▶ **EXERCISE AIM**
Quote word for word the lines below, starting at the line that has "candle: [548, 211, 552, 213]" and stopping after the line that has "candle: [569, 193, 574, 214]".
## START RECORDS FOR PROCESSING
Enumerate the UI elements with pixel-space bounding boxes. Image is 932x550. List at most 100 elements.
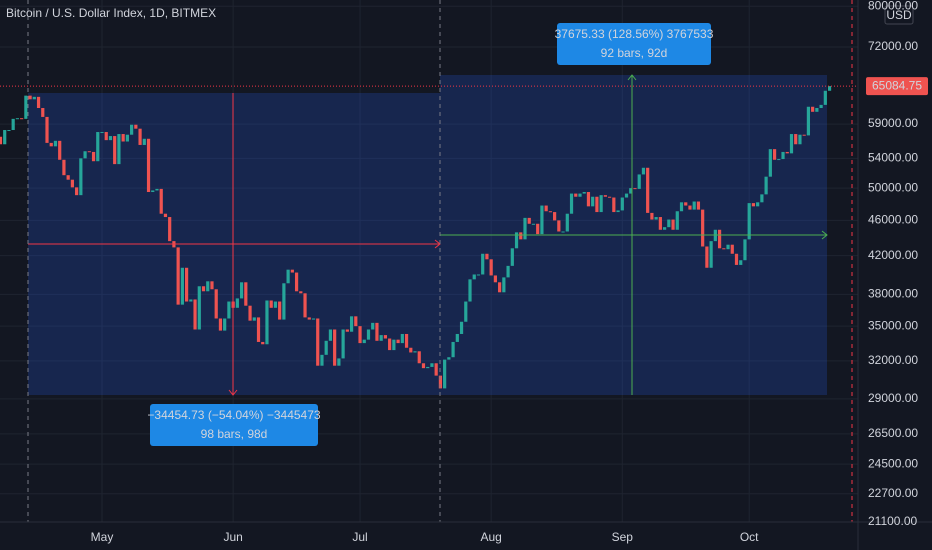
candle: [548, 211, 552, 213]
candle: [409, 347, 413, 353]
candle: [96, 132, 100, 162]
candle: [189, 299, 193, 302]
candle: [815, 108, 819, 112]
candle: [100, 132, 104, 134]
candle: [514, 232, 519, 249]
candle: [294, 272, 299, 292]
candle: [612, 197, 616, 213]
candle: [371, 322, 375, 330]
candle: [798, 134, 802, 145]
candle: [83, 151, 87, 159]
candle: [269, 300, 273, 308]
candle: [248, 305, 252, 321]
last-price-box: [866, 77, 928, 96]
candle: [113, 136, 117, 165]
candle: [667, 219, 671, 228]
candle: [168, 217, 172, 242]
candle: [764, 176, 768, 195]
candle: [303, 293, 307, 318]
candle: [616, 210, 620, 213]
candle: [756, 202, 760, 207]
candle: [544, 205, 548, 212]
candle: [358, 326, 362, 344]
candle: [629, 188, 633, 194]
y-tick-label: 21100.00: [868, 514, 917, 528]
candle: [781, 151, 785, 160]
candle: [696, 201, 701, 210]
candle: [142, 138, 146, 145]
candle: [502, 277, 506, 293]
y-tick-label: 29000.00: [868, 391, 918, 405]
candle: [498, 282, 502, 293]
candle: [11, 118, 15, 131]
candle: [679, 202, 684, 212]
measure-down-text: −34454.73 (−54.04%) −3445473: [147, 408, 320, 422]
candle: [155, 188, 159, 191]
candle: [540, 205, 544, 235]
candle: [747, 203, 751, 240]
candle: [176, 247, 180, 305]
candle: [608, 196, 612, 198]
candle: [379, 335, 383, 341]
x-tick-label: Jul: [352, 530, 367, 544]
candle: [278, 301, 282, 320]
candle: [578, 193, 582, 197]
candle: [201, 286, 206, 292]
x-tick-label: Aug: [480, 530, 501, 544]
candle: [806, 106, 811, 136]
candle: [138, 128, 142, 145]
candle: [595, 196, 599, 213]
candle: [426, 366, 430, 369]
candle: [662, 227, 667, 230]
candle: [91, 151, 96, 162]
candle: [0, 136, 3, 145]
y-tick-label: 32000.00: [868, 353, 918, 367]
candle: [388, 338, 392, 351]
candle: [641, 167, 646, 175]
y-tick-label: 59000.00: [868, 116, 918, 130]
candle: [523, 217, 527, 240]
candle: [569, 193, 574, 214]
y-tick-label: 22700.00: [868, 486, 918, 500]
candle: [36, 96, 41, 109]
candle: [366, 329, 371, 340]
candle: [785, 151, 789, 154]
candle: [421, 363, 426, 369]
candle: [531, 223, 536, 225]
arrow-head: [627, 74, 637, 81]
candle: [789, 134, 794, 154]
candle: [286, 269, 290, 284]
candle: [3, 130, 7, 145]
candle: [620, 197, 624, 211]
candle: [658, 217, 662, 230]
candle: [519, 232, 523, 240]
candle: [536, 223, 540, 235]
candle: [392, 339, 396, 351]
candle: [705, 246, 709, 268]
candle: [299, 291, 303, 294]
y-tick-label: 42000.00: [868, 248, 918, 262]
candle: [151, 190, 155, 193]
candle: [730, 244, 734, 254]
candle: [290, 269, 294, 273]
candle: [468, 279, 472, 302]
currency-box: [884, 5, 914, 25]
candle: [599, 195, 603, 213]
candle: [493, 275, 497, 283]
candle: [15, 118, 19, 120]
candle: [341, 329, 345, 359]
candle: [117, 134, 121, 165]
measure-down-box: [150, 404, 318, 446]
candle: [654, 217, 658, 220]
candle: [675, 211, 679, 230]
y-tick-label: 26500.00: [868, 426, 918, 440]
measure-up-text: 92 bars, 92d: [601, 46, 668, 60]
last-price-label: 65084.75: [872, 78, 922, 92]
candle: [464, 301, 468, 322]
candle: [802, 134, 806, 136]
candle: [282, 283, 286, 320]
candle: [760, 194, 764, 203]
candle: [637, 174, 641, 189]
x-tick-label: Oct: [740, 530, 759, 544]
candle: [751, 203, 756, 207]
## END RECORDS FOR PROCESSING
▶ **SOLUTION TO THIS PROBLEM**
candle: [548, 211, 552, 213]
candle: [409, 347, 413, 353]
candle: [96, 132, 100, 162]
candle: [189, 299, 193, 302]
candle: [815, 108, 819, 112]
candle: [100, 132, 104, 134]
candle: [514, 232, 519, 249]
candle: [294, 272, 299, 292]
candle: [612, 197, 616, 213]
candle: [371, 322, 375, 330]
candle: [798, 134, 802, 145]
candle: [83, 151, 87, 159]
candle: [269, 300, 273, 308]
candle: [248, 305, 252, 321]
last-price-box: [866, 77, 928, 96]
candle: [113, 136, 117, 165]
candle: [667, 219, 671, 228]
candle: [168, 217, 172, 242]
candle: [764, 176, 768, 195]
candle: [303, 293, 307, 318]
candle: [616, 210, 620, 213]
candle: [756, 202, 760, 207]
candle: [544, 205, 548, 212]
candle: [358, 326, 362, 344]
candle: [629, 188, 633, 194]
y-tick-label: 21100.00: [868, 514, 917, 528]
candle: [781, 151, 785, 160]
candle: [696, 201, 701, 210]
candle: [142, 138, 146, 145]
candle: [502, 277, 506, 293]
y-tick-label: 29000.00: [868, 391, 918, 405]
candle: [498, 282, 502, 293]
candle: [11, 118, 15, 131]
candle: [679, 202, 684, 212]
measure-down-text: −34454.73 (−54.04%) −3445473: [147, 408, 320, 422]
candle: [155, 188, 159, 191]
candle: [540, 205, 544, 235]
candle: [747, 203, 751, 240]
candle: [176, 247, 180, 305]
candle: [608, 196, 612, 198]
candle: [379, 335, 383, 341]
x-tick-label: Jul: [352, 530, 367, 544]
candle: [278, 301, 282, 320]
candle: [578, 193, 582, 197]
candle: [201, 286, 206, 292]
x-tick-label: Aug: [480, 530, 501, 544]
candle: [806, 106, 811, 136]
candle: [138, 128, 142, 145]
candle: [595, 196, 599, 213]
candle: [426, 366, 430, 369]
candle: [662, 227, 667, 230]
candle: [91, 151, 96, 162]
candle: [0, 136, 3, 145]
y-tick-label: 32000.00: [868, 353, 918, 367]
candle: [388, 338, 392, 351]
candle: [641, 167, 646, 175]
y-tick-label: 59000.00: [868, 116, 918, 130]
candle: [523, 217, 527, 240]
candle: [569, 193, 574, 214]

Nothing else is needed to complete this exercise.